■ **AIM OF THE EXERCISE**
Copy out every one of the following lines word for word, keeping all characters and numbers unchanged.

— START DATA FOR THE TASK —

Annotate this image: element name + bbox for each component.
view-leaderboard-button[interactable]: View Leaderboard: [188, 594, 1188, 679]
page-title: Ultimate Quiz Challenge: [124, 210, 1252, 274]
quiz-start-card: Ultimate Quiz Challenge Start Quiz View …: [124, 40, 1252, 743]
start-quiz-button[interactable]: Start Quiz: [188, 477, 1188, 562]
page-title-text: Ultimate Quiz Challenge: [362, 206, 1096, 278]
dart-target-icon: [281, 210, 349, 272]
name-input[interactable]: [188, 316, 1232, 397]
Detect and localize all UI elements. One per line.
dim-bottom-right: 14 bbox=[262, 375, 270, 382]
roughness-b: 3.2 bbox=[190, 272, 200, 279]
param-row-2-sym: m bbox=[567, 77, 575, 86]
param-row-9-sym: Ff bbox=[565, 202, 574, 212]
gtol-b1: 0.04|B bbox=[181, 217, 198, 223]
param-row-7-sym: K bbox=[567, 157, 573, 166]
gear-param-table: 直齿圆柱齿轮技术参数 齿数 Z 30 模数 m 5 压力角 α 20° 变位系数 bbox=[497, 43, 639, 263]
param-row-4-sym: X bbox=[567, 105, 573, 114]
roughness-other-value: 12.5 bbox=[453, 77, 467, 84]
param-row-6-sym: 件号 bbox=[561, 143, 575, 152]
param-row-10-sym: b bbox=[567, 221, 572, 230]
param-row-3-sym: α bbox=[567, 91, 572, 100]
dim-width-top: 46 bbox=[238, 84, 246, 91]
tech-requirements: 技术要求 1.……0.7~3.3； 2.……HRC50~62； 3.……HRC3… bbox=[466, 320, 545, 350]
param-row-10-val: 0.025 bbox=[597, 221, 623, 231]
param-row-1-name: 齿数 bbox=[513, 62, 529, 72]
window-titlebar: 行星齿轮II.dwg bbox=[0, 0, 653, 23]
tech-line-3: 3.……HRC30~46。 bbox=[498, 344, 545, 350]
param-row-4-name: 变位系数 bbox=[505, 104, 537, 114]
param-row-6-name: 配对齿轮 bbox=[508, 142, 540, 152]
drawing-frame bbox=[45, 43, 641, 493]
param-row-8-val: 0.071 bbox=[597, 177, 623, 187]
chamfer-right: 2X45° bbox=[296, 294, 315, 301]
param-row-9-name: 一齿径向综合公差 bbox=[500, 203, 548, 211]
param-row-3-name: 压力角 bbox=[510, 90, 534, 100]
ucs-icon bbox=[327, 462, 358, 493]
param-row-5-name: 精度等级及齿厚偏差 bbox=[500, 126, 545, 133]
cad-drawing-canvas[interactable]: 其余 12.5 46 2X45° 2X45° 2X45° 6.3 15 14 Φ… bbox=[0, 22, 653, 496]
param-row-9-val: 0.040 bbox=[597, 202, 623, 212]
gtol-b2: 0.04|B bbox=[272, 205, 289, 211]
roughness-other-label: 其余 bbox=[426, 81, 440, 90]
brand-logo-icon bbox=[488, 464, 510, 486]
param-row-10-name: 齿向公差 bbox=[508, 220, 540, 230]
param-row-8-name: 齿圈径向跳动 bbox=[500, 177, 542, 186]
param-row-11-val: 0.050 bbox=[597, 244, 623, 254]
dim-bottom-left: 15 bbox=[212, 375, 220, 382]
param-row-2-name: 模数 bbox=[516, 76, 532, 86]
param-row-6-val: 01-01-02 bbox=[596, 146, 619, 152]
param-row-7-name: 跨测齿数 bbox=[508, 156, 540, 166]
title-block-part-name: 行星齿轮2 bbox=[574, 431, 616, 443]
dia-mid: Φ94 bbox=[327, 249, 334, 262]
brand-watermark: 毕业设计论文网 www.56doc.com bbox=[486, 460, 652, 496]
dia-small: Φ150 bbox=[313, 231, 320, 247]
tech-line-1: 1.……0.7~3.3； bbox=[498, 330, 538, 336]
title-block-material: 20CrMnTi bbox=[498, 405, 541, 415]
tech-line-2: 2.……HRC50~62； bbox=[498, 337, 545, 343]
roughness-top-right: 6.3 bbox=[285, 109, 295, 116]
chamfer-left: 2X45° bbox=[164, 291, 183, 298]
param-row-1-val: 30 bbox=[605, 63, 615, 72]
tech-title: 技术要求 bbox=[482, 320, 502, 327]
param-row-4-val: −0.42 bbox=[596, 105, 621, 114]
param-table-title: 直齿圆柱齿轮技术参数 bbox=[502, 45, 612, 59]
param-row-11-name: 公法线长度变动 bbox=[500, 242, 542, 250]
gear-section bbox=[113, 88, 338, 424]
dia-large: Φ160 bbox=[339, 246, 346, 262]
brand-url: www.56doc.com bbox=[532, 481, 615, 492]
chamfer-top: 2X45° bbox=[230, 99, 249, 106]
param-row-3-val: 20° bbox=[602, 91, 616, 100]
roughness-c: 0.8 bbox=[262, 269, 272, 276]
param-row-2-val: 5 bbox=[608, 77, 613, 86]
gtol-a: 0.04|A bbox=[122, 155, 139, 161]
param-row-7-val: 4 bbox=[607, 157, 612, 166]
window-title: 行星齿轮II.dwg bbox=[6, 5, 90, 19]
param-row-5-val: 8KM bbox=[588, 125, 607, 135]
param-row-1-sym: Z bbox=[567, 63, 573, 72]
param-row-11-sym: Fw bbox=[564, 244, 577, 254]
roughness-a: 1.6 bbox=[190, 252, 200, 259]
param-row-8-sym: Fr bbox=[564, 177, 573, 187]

— END DATA FOR THE TASK —

■ **RESULT**
Annotate this image: element name + bbox for each component.
view-leaderboard-button[interactable]: View Leaderboard: [188, 594, 1188, 679]
page-title: Ultimate Quiz Challenge: [124, 210, 1252, 274]
quiz-start-card: Ultimate Quiz Challenge Start Quiz View …: [124, 40, 1252, 743]
start-quiz-button[interactable]: Start Quiz: [188, 477, 1188, 562]
page-title-text: Ultimate Quiz Challenge: [362, 206, 1096, 278]
dart-target-icon: [281, 210, 349, 272]
name-input[interactable]: [188, 316, 1232, 397]
Detect and localize all UI elements. One per line.
dim-bottom-right: 14 bbox=[262, 375, 270, 382]
roughness-b: 3.2 bbox=[190, 272, 200, 279]
param-row-2-sym: m bbox=[567, 77, 575, 86]
param-row-9-sym: Ff bbox=[565, 202, 574, 212]
gtol-b1: 0.04|B bbox=[181, 217, 198, 223]
param-row-7-sym: K bbox=[567, 157, 573, 166]
gear-param-table: 直齿圆柱齿轮技术参数 齿数 Z 30 模数 m 5 压力角 α 20° 变位系数 bbox=[497, 43, 639, 263]
param-row-4-sym: X bbox=[567, 105, 573, 114]
roughness-other-value: 12.5 bbox=[453, 77, 467, 84]
param-row-6-sym: 件号 bbox=[561, 143, 575, 152]
param-row-10-sym: b bbox=[567, 221, 572, 230]
param-row-3-sym: α bbox=[567, 91, 572, 100]
dim-width-top: 46 bbox=[238, 84, 246, 91]
tech-requirements: 技术要求 1.……0.7~3.3； 2.……HRC50~62； 3.……HRC3… bbox=[466, 320, 545, 350]
param-row-10-val: 0.025 bbox=[597, 221, 623, 231]
param-row-1-name: 齿数 bbox=[513, 62, 529, 72]
window-titlebar: 行星齿轮II.dwg bbox=[0, 0, 653, 23]
tech-line-3: 3.……HRC30~46。 bbox=[498, 344, 545, 350]
param-row-4-name: 变位系数 bbox=[505, 104, 537, 114]
param-row-6-name: 配对齿轮 bbox=[508, 142, 540, 152]
drawing-frame bbox=[45, 43, 641, 493]
param-row-8-val: 0.071 bbox=[597, 177, 623, 187]
chamfer-right: 2X45° bbox=[296, 294, 315, 301]
param-row-9-name: 一齿径向综合公差 bbox=[500, 203, 548, 211]
param-row-3-name: 压力角 bbox=[510, 90, 534, 100]
ucs-icon bbox=[327, 462, 358, 493]
param-row-5-name: 精度等级及齿厚偏差 bbox=[500, 126, 545, 133]
cad-drawing-canvas[interactable]: 其余 12.5 46 2X45° 2X45° 2X45° 6.3 15 14 Φ… bbox=[0, 22, 653, 496]
param-row-9-val: 0.040 bbox=[597, 202, 623, 212]
gtol-b2: 0.04|B bbox=[272, 205, 289, 211]
roughness-other-label: 其余 bbox=[426, 81, 440, 90]
brand-logo-icon bbox=[488, 464, 510, 486]
param-row-10-name: 齿向公差 bbox=[508, 220, 540, 230]
param-row-8-name: 齿圈径向跳动 bbox=[500, 177, 542, 186]
param-row-11-val: 0.050 bbox=[597, 244, 623, 254]
dim-bottom-left: 15 bbox=[212, 375, 220, 382]
param-row-2-name: 模数 bbox=[516, 76, 532, 86]
param-row-6-val: 01-01-02 bbox=[596, 146, 619, 152]
param-row-7-name: 跨测齿数 bbox=[508, 156, 540, 166]
title-block-part-name: 行星齿轮2 bbox=[574, 431, 616, 443]
dia-mid: Φ94 bbox=[327, 249, 334, 262]
brand-watermark: 毕业设计论文网 www.56doc.com bbox=[486, 460, 652, 496]
dia-small: Φ150 bbox=[313, 231, 320, 247]
tech-line-1: 1.……0.7~3.3； bbox=[498, 330, 538, 336]
title-block-material: 20CrMnTi bbox=[498, 405, 541, 415]
tech-line-2: 2.……HRC50~62； bbox=[498, 337, 545, 343]
roughness-top-right: 6.3 bbox=[285, 109, 295, 116]
chamfer-left: 2X45° bbox=[164, 291, 183, 298]
param-row-1-val: 30 bbox=[605, 63, 615, 72]
tech-title: 技术要求 bbox=[482, 320, 502, 327]
param-row-4-val: −0.42 bbox=[596, 105, 621, 114]
param-table-title: 直齿圆柱齿轮技术参数 bbox=[502, 45, 612, 59]
param-row-11-name: 公法线长度变动 bbox=[500, 242, 542, 250]
gear-section bbox=[113, 88, 338, 424]
dia-large: Φ160 bbox=[339, 246, 346, 262]
brand-url: www.56doc.com bbox=[532, 481, 615, 492]
chamfer-top: 2X45° bbox=[230, 99, 249, 106]
param-row-3-val: 20° bbox=[602, 91, 616, 100]
roughness-c: 0.8 bbox=[262, 269, 272, 276]
param-row-2-val: 5 bbox=[608, 77, 613, 86]
gtol-a: 0.04|A bbox=[122, 155, 139, 161]
param-row-7-val: 4 bbox=[607, 157, 612, 166]
window-title: 行星齿轮II.dwg bbox=[6, 5, 90, 19]
param-row-5-val: 8KM bbox=[588, 125, 607, 135]
param-row-1-sym: Z bbox=[567, 63, 573, 72]
param-row-11-sym: Fw bbox=[564, 244, 577, 254]
roughness-a: 1.6 bbox=[190, 252, 200, 259]
param-row-8-sym: Fr bbox=[564, 177, 573, 187]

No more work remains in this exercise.